The request:
Your task is to transcribe the records exactly, skipping every image.

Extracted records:

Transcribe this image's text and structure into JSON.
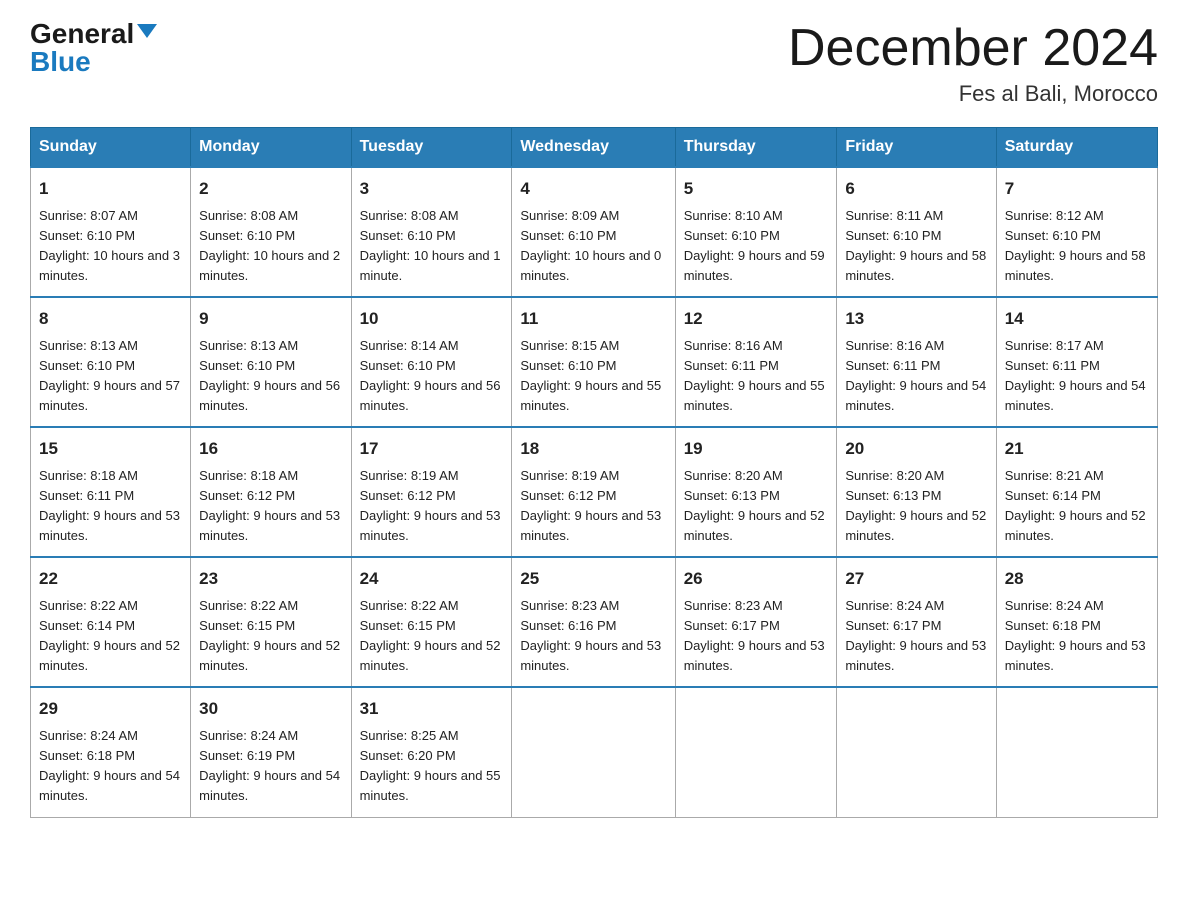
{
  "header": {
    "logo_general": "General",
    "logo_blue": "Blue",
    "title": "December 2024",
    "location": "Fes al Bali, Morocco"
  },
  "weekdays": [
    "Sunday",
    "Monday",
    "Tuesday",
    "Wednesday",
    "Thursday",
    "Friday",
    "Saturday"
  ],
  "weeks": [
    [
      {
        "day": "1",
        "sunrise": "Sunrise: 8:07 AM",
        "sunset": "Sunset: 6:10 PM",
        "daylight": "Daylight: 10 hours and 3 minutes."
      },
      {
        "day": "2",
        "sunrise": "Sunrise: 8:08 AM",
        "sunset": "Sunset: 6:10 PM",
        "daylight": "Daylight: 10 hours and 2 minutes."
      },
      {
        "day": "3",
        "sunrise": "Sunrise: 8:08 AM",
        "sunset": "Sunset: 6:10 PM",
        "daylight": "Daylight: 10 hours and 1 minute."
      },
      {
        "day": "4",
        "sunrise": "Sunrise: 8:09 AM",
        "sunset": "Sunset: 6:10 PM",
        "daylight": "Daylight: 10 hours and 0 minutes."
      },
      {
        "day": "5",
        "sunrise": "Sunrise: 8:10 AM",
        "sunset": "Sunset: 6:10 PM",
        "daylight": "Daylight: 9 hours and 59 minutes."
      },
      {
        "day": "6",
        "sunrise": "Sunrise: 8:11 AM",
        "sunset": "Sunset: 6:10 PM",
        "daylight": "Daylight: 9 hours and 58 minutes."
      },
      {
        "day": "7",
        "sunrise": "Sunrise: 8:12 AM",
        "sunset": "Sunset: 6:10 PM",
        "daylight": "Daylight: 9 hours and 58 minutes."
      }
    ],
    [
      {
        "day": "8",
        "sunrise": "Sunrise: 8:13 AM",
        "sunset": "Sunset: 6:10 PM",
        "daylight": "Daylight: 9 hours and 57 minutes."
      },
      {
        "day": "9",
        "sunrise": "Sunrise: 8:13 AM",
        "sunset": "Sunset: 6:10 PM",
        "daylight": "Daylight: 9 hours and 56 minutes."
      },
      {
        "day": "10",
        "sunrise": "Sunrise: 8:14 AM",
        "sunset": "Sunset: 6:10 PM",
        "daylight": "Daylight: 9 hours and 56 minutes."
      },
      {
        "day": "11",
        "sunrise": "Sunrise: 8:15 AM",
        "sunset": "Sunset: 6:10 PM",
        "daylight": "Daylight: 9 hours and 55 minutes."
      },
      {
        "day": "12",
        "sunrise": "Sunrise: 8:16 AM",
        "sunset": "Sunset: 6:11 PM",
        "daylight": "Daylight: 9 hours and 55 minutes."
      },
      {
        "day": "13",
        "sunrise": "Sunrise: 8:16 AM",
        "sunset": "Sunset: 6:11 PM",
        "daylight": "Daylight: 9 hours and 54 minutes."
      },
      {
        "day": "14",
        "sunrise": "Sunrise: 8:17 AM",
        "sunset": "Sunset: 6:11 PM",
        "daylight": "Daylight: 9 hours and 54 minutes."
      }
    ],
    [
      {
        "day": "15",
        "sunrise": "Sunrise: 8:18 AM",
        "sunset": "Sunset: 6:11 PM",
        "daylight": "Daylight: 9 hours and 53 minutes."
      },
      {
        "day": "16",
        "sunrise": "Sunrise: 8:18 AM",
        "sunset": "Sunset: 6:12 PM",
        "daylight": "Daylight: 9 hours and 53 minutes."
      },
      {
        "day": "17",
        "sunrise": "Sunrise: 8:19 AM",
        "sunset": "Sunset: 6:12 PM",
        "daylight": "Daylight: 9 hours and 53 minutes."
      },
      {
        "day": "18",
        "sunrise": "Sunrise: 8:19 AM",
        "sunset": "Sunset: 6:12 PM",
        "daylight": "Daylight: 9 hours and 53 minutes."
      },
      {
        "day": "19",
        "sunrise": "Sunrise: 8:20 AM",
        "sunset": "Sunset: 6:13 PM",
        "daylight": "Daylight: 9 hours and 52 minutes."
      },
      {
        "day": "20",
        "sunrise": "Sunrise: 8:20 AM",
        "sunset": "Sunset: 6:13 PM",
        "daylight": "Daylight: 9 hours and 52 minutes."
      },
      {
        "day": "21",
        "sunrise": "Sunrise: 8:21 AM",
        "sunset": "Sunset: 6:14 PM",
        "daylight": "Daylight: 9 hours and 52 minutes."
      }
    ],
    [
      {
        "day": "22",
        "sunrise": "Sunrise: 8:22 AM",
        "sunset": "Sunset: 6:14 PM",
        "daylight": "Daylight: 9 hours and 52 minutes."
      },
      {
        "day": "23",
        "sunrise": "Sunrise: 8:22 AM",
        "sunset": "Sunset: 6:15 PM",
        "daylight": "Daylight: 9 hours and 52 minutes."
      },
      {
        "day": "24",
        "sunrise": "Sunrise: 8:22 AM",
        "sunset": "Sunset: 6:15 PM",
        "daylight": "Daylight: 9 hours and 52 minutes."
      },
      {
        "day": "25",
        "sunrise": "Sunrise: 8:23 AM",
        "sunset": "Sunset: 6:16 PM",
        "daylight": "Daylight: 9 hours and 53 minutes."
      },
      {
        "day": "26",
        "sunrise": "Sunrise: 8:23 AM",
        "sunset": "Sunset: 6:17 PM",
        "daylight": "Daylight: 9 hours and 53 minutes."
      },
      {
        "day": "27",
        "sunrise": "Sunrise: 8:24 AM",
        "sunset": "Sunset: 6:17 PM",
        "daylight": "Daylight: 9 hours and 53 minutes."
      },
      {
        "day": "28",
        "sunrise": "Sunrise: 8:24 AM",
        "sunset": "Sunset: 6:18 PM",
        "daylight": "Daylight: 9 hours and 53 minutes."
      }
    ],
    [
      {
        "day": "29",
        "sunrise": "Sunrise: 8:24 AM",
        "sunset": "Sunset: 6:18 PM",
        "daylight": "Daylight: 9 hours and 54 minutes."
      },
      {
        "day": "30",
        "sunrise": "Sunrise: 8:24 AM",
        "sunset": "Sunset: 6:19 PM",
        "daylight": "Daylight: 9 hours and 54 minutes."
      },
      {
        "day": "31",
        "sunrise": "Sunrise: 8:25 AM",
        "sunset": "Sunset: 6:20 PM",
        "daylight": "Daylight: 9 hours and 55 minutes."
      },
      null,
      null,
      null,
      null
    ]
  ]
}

The solution:
Transcribe this image's text and structure into JSON.
{
  "header": {
    "logo_general": "General",
    "logo_blue": "Blue",
    "title": "December 2024",
    "location": "Fes al Bali, Morocco"
  },
  "weekdays": [
    "Sunday",
    "Monday",
    "Tuesday",
    "Wednesday",
    "Thursday",
    "Friday",
    "Saturday"
  ],
  "weeks": [
    [
      {
        "day": "1",
        "sunrise": "Sunrise: 8:07 AM",
        "sunset": "Sunset: 6:10 PM",
        "daylight": "Daylight: 10 hours and 3 minutes."
      },
      {
        "day": "2",
        "sunrise": "Sunrise: 8:08 AM",
        "sunset": "Sunset: 6:10 PM",
        "daylight": "Daylight: 10 hours and 2 minutes."
      },
      {
        "day": "3",
        "sunrise": "Sunrise: 8:08 AM",
        "sunset": "Sunset: 6:10 PM",
        "daylight": "Daylight: 10 hours and 1 minute."
      },
      {
        "day": "4",
        "sunrise": "Sunrise: 8:09 AM",
        "sunset": "Sunset: 6:10 PM",
        "daylight": "Daylight: 10 hours and 0 minutes."
      },
      {
        "day": "5",
        "sunrise": "Sunrise: 8:10 AM",
        "sunset": "Sunset: 6:10 PM",
        "daylight": "Daylight: 9 hours and 59 minutes."
      },
      {
        "day": "6",
        "sunrise": "Sunrise: 8:11 AM",
        "sunset": "Sunset: 6:10 PM",
        "daylight": "Daylight: 9 hours and 58 minutes."
      },
      {
        "day": "7",
        "sunrise": "Sunrise: 8:12 AM",
        "sunset": "Sunset: 6:10 PM",
        "daylight": "Daylight: 9 hours and 58 minutes."
      }
    ],
    [
      {
        "day": "8",
        "sunrise": "Sunrise: 8:13 AM",
        "sunset": "Sunset: 6:10 PM",
        "daylight": "Daylight: 9 hours and 57 minutes."
      },
      {
        "day": "9",
        "sunrise": "Sunrise: 8:13 AM",
        "sunset": "Sunset: 6:10 PM",
        "daylight": "Daylight: 9 hours and 56 minutes."
      },
      {
        "day": "10",
        "sunrise": "Sunrise: 8:14 AM",
        "sunset": "Sunset: 6:10 PM",
        "daylight": "Daylight: 9 hours and 56 minutes."
      },
      {
        "day": "11",
        "sunrise": "Sunrise: 8:15 AM",
        "sunset": "Sunset: 6:10 PM",
        "daylight": "Daylight: 9 hours and 55 minutes."
      },
      {
        "day": "12",
        "sunrise": "Sunrise: 8:16 AM",
        "sunset": "Sunset: 6:11 PM",
        "daylight": "Daylight: 9 hours and 55 minutes."
      },
      {
        "day": "13",
        "sunrise": "Sunrise: 8:16 AM",
        "sunset": "Sunset: 6:11 PM",
        "daylight": "Daylight: 9 hours and 54 minutes."
      },
      {
        "day": "14",
        "sunrise": "Sunrise: 8:17 AM",
        "sunset": "Sunset: 6:11 PM",
        "daylight": "Daylight: 9 hours and 54 minutes."
      }
    ],
    [
      {
        "day": "15",
        "sunrise": "Sunrise: 8:18 AM",
        "sunset": "Sunset: 6:11 PM",
        "daylight": "Daylight: 9 hours and 53 minutes."
      },
      {
        "day": "16",
        "sunrise": "Sunrise: 8:18 AM",
        "sunset": "Sunset: 6:12 PM",
        "daylight": "Daylight: 9 hours and 53 minutes."
      },
      {
        "day": "17",
        "sunrise": "Sunrise: 8:19 AM",
        "sunset": "Sunset: 6:12 PM",
        "daylight": "Daylight: 9 hours and 53 minutes."
      },
      {
        "day": "18",
        "sunrise": "Sunrise: 8:19 AM",
        "sunset": "Sunset: 6:12 PM",
        "daylight": "Daylight: 9 hours and 53 minutes."
      },
      {
        "day": "19",
        "sunrise": "Sunrise: 8:20 AM",
        "sunset": "Sunset: 6:13 PM",
        "daylight": "Daylight: 9 hours and 52 minutes."
      },
      {
        "day": "20",
        "sunrise": "Sunrise: 8:20 AM",
        "sunset": "Sunset: 6:13 PM",
        "daylight": "Daylight: 9 hours and 52 minutes."
      },
      {
        "day": "21",
        "sunrise": "Sunrise: 8:21 AM",
        "sunset": "Sunset: 6:14 PM",
        "daylight": "Daylight: 9 hours and 52 minutes."
      }
    ],
    [
      {
        "day": "22",
        "sunrise": "Sunrise: 8:22 AM",
        "sunset": "Sunset: 6:14 PM",
        "daylight": "Daylight: 9 hours and 52 minutes."
      },
      {
        "day": "23",
        "sunrise": "Sunrise: 8:22 AM",
        "sunset": "Sunset: 6:15 PM",
        "daylight": "Daylight: 9 hours and 52 minutes."
      },
      {
        "day": "24",
        "sunrise": "Sunrise: 8:22 AM",
        "sunset": "Sunset: 6:15 PM",
        "daylight": "Daylight: 9 hours and 52 minutes."
      },
      {
        "day": "25",
        "sunrise": "Sunrise: 8:23 AM",
        "sunset": "Sunset: 6:16 PM",
        "daylight": "Daylight: 9 hours and 53 minutes."
      },
      {
        "day": "26",
        "sunrise": "Sunrise: 8:23 AM",
        "sunset": "Sunset: 6:17 PM",
        "daylight": "Daylight: 9 hours and 53 minutes."
      },
      {
        "day": "27",
        "sunrise": "Sunrise: 8:24 AM",
        "sunset": "Sunset: 6:17 PM",
        "daylight": "Daylight: 9 hours and 53 minutes."
      },
      {
        "day": "28",
        "sunrise": "Sunrise: 8:24 AM",
        "sunset": "Sunset: 6:18 PM",
        "daylight": "Daylight: 9 hours and 53 minutes."
      }
    ],
    [
      {
        "day": "29",
        "sunrise": "Sunrise: 8:24 AM",
        "sunset": "Sunset: 6:18 PM",
        "daylight": "Daylight: 9 hours and 54 minutes."
      },
      {
        "day": "30",
        "sunrise": "Sunrise: 8:24 AM",
        "sunset": "Sunset: 6:19 PM",
        "daylight": "Daylight: 9 hours and 54 minutes."
      },
      {
        "day": "31",
        "sunrise": "Sunrise: 8:25 AM",
        "sunset": "Sunset: 6:20 PM",
        "daylight": "Daylight: 9 hours and 55 minutes."
      },
      null,
      null,
      null,
      null
    ]
  ]
}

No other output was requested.